**TEXT EXTRACT:**
--- start ---

Visualization

This assignment is aimed at practicing ggplot and gain experience with visualization with ggplot, objective for this assignment will be to write the code necessary to exactly recreate the provided graphics.

—“Experts from datascienceDojo”

ggplot2 became defacto standard for visualization in R. It helps to design print grade graphs on the fly. User has fine grain control over layering graphical elements while building visualization.

Every visualization in ggplot2 is composed of: 1. Data
2. Layers
3. Scales 4. Coordinates 5. Faceting 6. Themes

Data - Main ingredient of visualization [!required]

Layers - what you see on the plots

Scales - mapping between data and output

Coordinates - Visualization perspective

Faceting - Visual drill-down into data

Themes - COntrols the details of display

Working with grammer of graphics:

ggplot2 visualization has three required components:

  1. Data

  2. Aesthetics

  3. Layers

if(!require(ggplot2)) {install.packages("ggplot2")}
## Loading required package: ggplot2
library(ggplot2)

if(!require(ggthemes)) {install.packages("ggthemes")}
## Loading required package: ggthemes
library(ggthemes)

str(mpg)

--- end ---

**DATA SEGMENT:**

--- start ---

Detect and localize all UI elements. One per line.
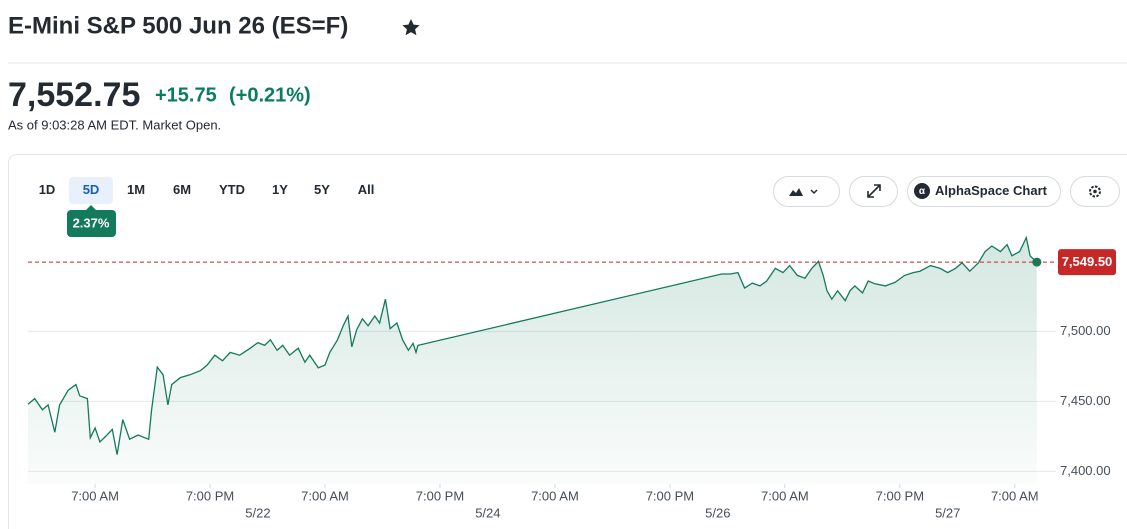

--- end ---

**DIRECTIVE:**
Answer from the ggplot2 page:
1. What does the page say Faceting is?
2. Which three components does it call required for a ggplot2 visualization?
3. Besides ggplot2, which package does the code install and load?
The listing plays no part here.

**EXERCISE OUTPUT:**
1. Visual drill-down into data
2. Data, Aesthetics and Layers
3. ggthemes